DIRECTION
Copy the material that follows word for word and omit its pictures.
※
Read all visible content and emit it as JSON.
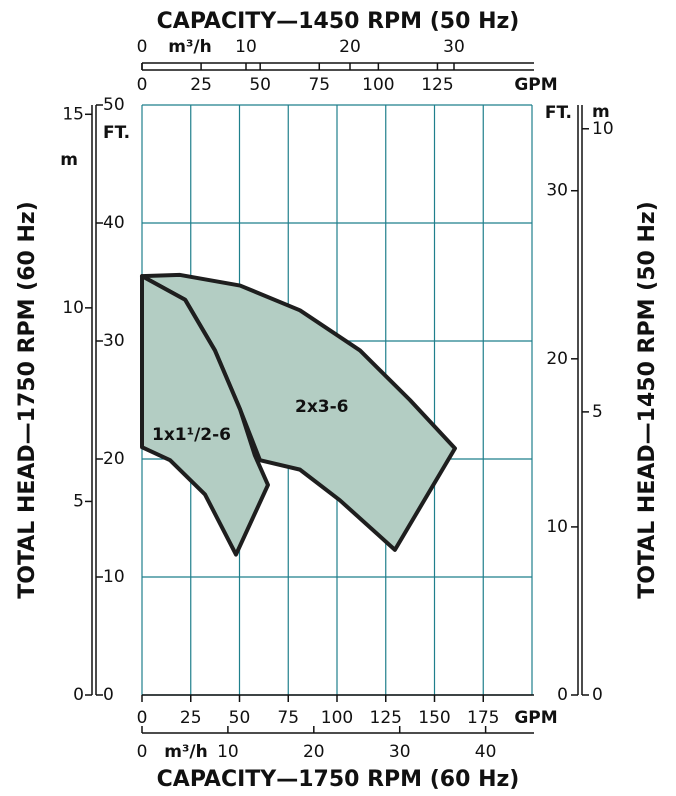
{
  "chart_data": {
    "type": "area",
    "title_top": "CAPACITY—1450 RPM (50 Hz)",
    "title_bottom": "CAPACITY—1750 RPM (60 Hz)",
    "title_left": "TOTAL HEAD—1750 RPM (60 Hz)",
    "title_right": "TOTAL HEAD—1450 RPM (50 Hz)",
    "x_unit": "GPM",
    "xlim": [
      0,
      200
    ],
    "xticks": [
      0,
      25,
      50,
      75,
      100,
      125,
      150,
      175
    ],
    "x_unit_m3h": "m³/h",
    "xlim_m3h": [
      0,
      45.4
    ],
    "xticks_m3h": [
      0,
      10,
      20,
      30,
      40
    ],
    "x2_unit": "GPM",
    "x2lim": [
      0,
      165
    ],
    "x2ticks": [
      0,
      25,
      50,
      75,
      100,
      125
    ],
    "x2_unit_m3h": "m³/h",
    "x2lim_m3h": [
      0,
      37.5
    ],
    "x2ticks_m3h": [
      0,
      10,
      20,
      30
    ],
    "y_unit": "FT.",
    "ylim": [
      0,
      50
    ],
    "yticks": [
      0,
      10,
      20,
      30,
      40,
      50
    ],
    "y_unit_m": "m",
    "ylim_m": [
      0,
      15.24
    ],
    "yticks_m": [
      0,
      5,
      10,
      15
    ],
    "y2_unit": "FT.",
    "y2lim": [
      0,
      35.1
    ],
    "y2ticks": [
      0,
      10,
      20,
      30
    ],
    "y2_unit_m": "m",
    "y2lim_m": [
      0,
      10.42
    ],
    "y2ticks_m": [
      0,
      5,
      10
    ],
    "grid": true,
    "grid_color": "#1f7f8c",
    "fill": "#b3cdc3",
    "outline": "#1e1e1e",
    "series": [
      {
        "name": "2x3-6",
        "x": [
          0,
          19.5,
          50.3,
          81.0,
          111.8,
          137.4,
          160.5,
          129.7,
          101.5,
          81.0,
          60.5,
          50.3,
          37.4,
          22.1
        ],
        "values": [
          35.5,
          35.6,
          34.7,
          32.6,
          29.2,
          25.0,
          20.9,
          12.3,
          16.5,
          19.1,
          19.9,
          24.2,
          29.2,
          33.5
        ]
      },
      {
        "name": "1x1¹/2-6",
        "x": [
          0,
          14.4,
          32.3,
          48.2,
          64.6,
          57.9,
          50.3,
          37.4,
          22.1,
          0
        ],
        "values": [
          21.0,
          19.9,
          17.0,
          11.9,
          17.8,
          20.3,
          24.2,
          29.2,
          33.5,
          35.5
        ]
      }
    ]
  }
}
※
OUTPUT OF THE EXERCISE
Read all visible content and emit it as JSON.
{
  "chart_data": {
    "type": "area",
    "title_top": "CAPACITY—1450 RPM (50 Hz)",
    "title_bottom": "CAPACITY—1750 RPM (60 Hz)",
    "title_left": "TOTAL HEAD—1750 RPM (60 Hz)",
    "title_right": "TOTAL HEAD—1450 RPM (50 Hz)",
    "x_unit": "GPM",
    "xlim": [
      0,
      200
    ],
    "xticks": [
      0,
      25,
      50,
      75,
      100,
      125,
      150,
      175
    ],
    "x_unit_m3h": "m³/h",
    "xlim_m3h": [
      0,
      45.4
    ],
    "xticks_m3h": [
      0,
      10,
      20,
      30,
      40
    ],
    "x2_unit": "GPM",
    "x2lim": [
      0,
      165
    ],
    "x2ticks": [
      0,
      25,
      50,
      75,
      100,
      125
    ],
    "x2_unit_m3h": "m³/h",
    "x2lim_m3h": [
      0,
      37.5
    ],
    "x2ticks_m3h": [
      0,
      10,
      20,
      30
    ],
    "y_unit": "FT.",
    "ylim": [
      0,
      50
    ],
    "yticks": [
      0,
      10,
      20,
      30,
      40,
      50
    ],
    "y_unit_m": "m",
    "ylim_m": [
      0,
      15.24
    ],
    "yticks_m": [
      0,
      5,
      10,
      15
    ],
    "y2_unit": "FT.",
    "y2lim": [
      0,
      35.1
    ],
    "y2ticks": [
      0,
      10,
      20,
      30
    ],
    "y2_unit_m": "m",
    "y2lim_m": [
      0,
      10.42
    ],
    "y2ticks_m": [
      0,
      5,
      10
    ],
    "grid": true,
    "grid_color": "#1f7f8c",
    "fill": "#b3cdc3",
    "outline": "#1e1e1e",
    "series": [
      {
        "name": "2x3-6",
        "x": [
          0,
          19.5,
          50.3,
          81.0,
          111.8,
          137.4,
          160.5,
          129.7,
          101.5,
          81.0,
          60.5,
          50.3,
          37.4,
          22.1
        ],
        "values": [
          35.5,
          35.6,
          34.7,
          32.6,
          29.2,
          25.0,
          20.9,
          12.3,
          16.5,
          19.1,
          19.9,
          24.2,
          29.2,
          33.5
        ]
      },
      {
        "name": "1x1¹/2-6",
        "x": [
          0,
          14.4,
          32.3,
          48.2,
          64.6,
          57.9,
          50.3,
          37.4,
          22.1,
          0
        ],
        "values": [
          21.0,
          19.9,
          17.0,
          11.9,
          17.8,
          20.3,
          24.2,
          29.2,
          33.5,
          35.5
        ]
      }
    ]
  }
}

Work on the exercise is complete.